**EXERCISE**
Convert the items below into a JSON list of strings, one string per line. Skip blank lines and leave the pictures out.

§

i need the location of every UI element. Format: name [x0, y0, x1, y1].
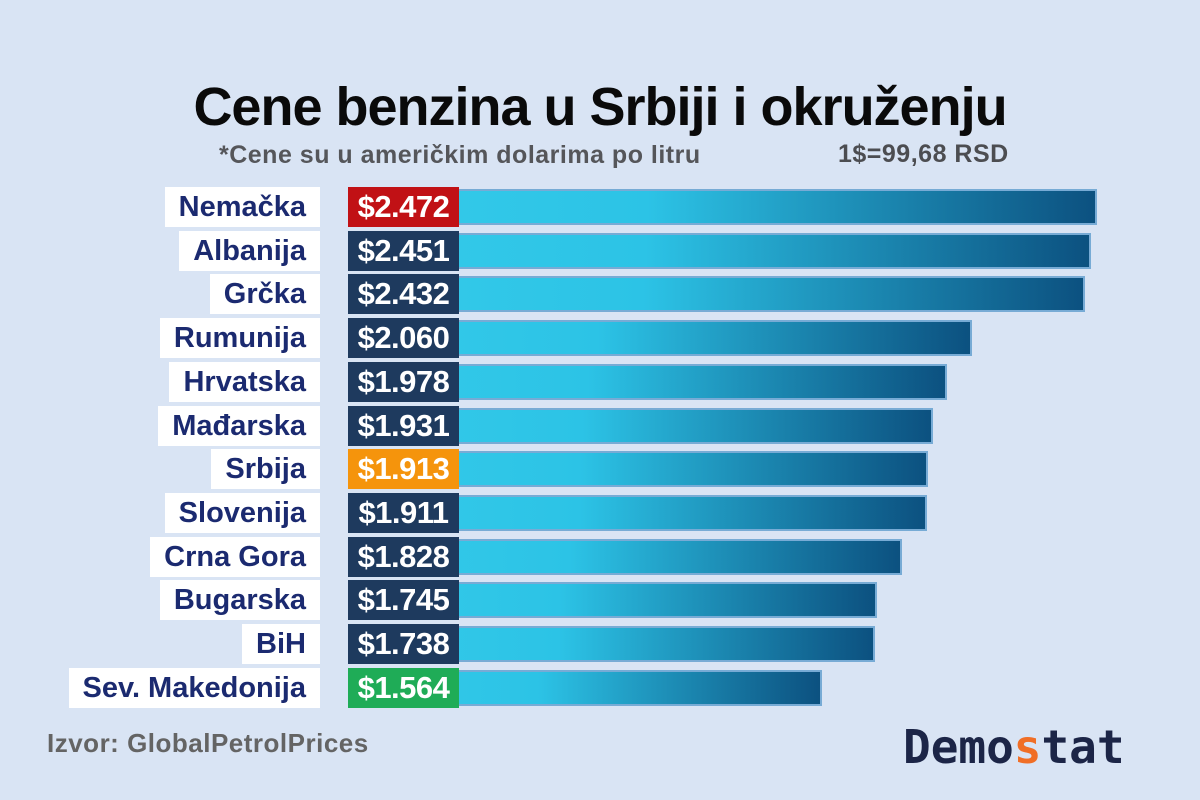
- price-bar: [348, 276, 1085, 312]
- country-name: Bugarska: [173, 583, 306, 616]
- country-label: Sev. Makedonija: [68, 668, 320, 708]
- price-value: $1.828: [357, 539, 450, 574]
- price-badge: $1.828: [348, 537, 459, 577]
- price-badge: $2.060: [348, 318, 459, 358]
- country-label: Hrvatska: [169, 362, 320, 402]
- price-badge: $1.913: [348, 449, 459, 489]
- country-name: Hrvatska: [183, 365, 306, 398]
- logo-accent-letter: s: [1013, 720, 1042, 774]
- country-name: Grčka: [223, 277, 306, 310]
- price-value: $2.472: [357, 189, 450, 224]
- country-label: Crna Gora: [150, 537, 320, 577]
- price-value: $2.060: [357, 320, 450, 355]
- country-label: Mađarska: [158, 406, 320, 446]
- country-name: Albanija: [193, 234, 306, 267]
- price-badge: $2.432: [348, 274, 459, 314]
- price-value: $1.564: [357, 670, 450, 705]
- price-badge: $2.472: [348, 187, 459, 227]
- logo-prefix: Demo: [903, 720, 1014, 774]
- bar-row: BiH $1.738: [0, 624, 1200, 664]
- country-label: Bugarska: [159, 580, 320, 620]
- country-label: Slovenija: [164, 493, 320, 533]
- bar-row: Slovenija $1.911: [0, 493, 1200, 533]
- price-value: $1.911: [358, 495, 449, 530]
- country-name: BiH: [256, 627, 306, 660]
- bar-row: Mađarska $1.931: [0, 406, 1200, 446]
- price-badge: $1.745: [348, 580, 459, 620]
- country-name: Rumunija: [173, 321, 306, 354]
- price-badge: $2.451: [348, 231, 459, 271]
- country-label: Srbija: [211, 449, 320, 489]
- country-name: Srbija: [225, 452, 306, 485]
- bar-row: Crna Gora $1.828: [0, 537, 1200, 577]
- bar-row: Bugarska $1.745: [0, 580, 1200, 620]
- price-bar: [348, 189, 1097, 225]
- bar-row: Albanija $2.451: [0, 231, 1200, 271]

§

**FINAL RESULT**
[
  "i need the location of every UI element. Format: name [x0, y0, x1, y1].",
  "- price-bar: [348, 276, 1085, 312]",
  "- country-name: Bugarska: [173, 583, 306, 616]",
  "- country-label: Sev. Makedonija: [68, 668, 320, 708]",
  "- price-value: $1.828: [357, 539, 450, 574]",
  "- price-badge: $1.828: [348, 537, 459, 577]",
  "- price-badge: $2.060: [348, 318, 459, 358]",
  "- country-label: Hrvatska: [169, 362, 320, 402]",
  "- price-badge: $1.913: [348, 449, 459, 489]",
  "- country-name: Hrvatska: [183, 365, 306, 398]",
  "- logo-accent-letter: s: [1013, 720, 1042, 774]",
  "- country-name: Grčka: [223, 277, 306, 310]",
  "- price-value: $2.472: [357, 189, 450, 224]",
  "- country-label: Crna Gora: [150, 537, 320, 577]",
  "- price-value: $2.060: [357, 320, 450, 355]",
  "- country-label: Mađarska: [158, 406, 320, 446]",
  "- country-name: Albanija: [193, 234, 306, 267]",
  "- price-badge: $2.432: [348, 274, 459, 314]",
  "- price-value: $1.564: [357, 670, 450, 705]",
  "- price-badge: $2.472: [348, 187, 459, 227]",
  "- logo-prefix: Demo: [903, 720, 1014, 774]",
  "- bar-row: BiH $1.738: [0, 624, 1200, 664]",
  "- country-label: Bugarska: [159, 580, 320, 620]",
  "- country-label: Slovenija: [164, 493, 320, 533]",
  "- bar-row: Slovenija $1.911: [0, 493, 1200, 533]",
  "- price-value: $1.911: [358, 495, 449, 530]",
  "- country-name: BiH: [256, 627, 306, 660]",
  "- bar-row: Mađarska $1.931: [0, 406, 1200, 446]",
  "- price-badge: $1.745: [348, 580, 459, 620]",
  "- country-name: Rumunija: [173, 321, 306, 354]",
  "- price-badge: $2.451: [348, 231, 459, 271]",
  "- country-label: Srbija: [211, 449, 320, 489]",
  "- country-name: Srbija: [225, 452, 306, 485]",
  "- bar-row: Crna Gora $1.828: [0, 537, 1200, 577]",
  "- bar-row: Bugarska $1.745: [0, 580, 1200, 620]",
  "- price-bar: [348, 189, 1097, 225]",
  "- bar-row: Albanija $2.451: [0, 231, 1200, 271]"
]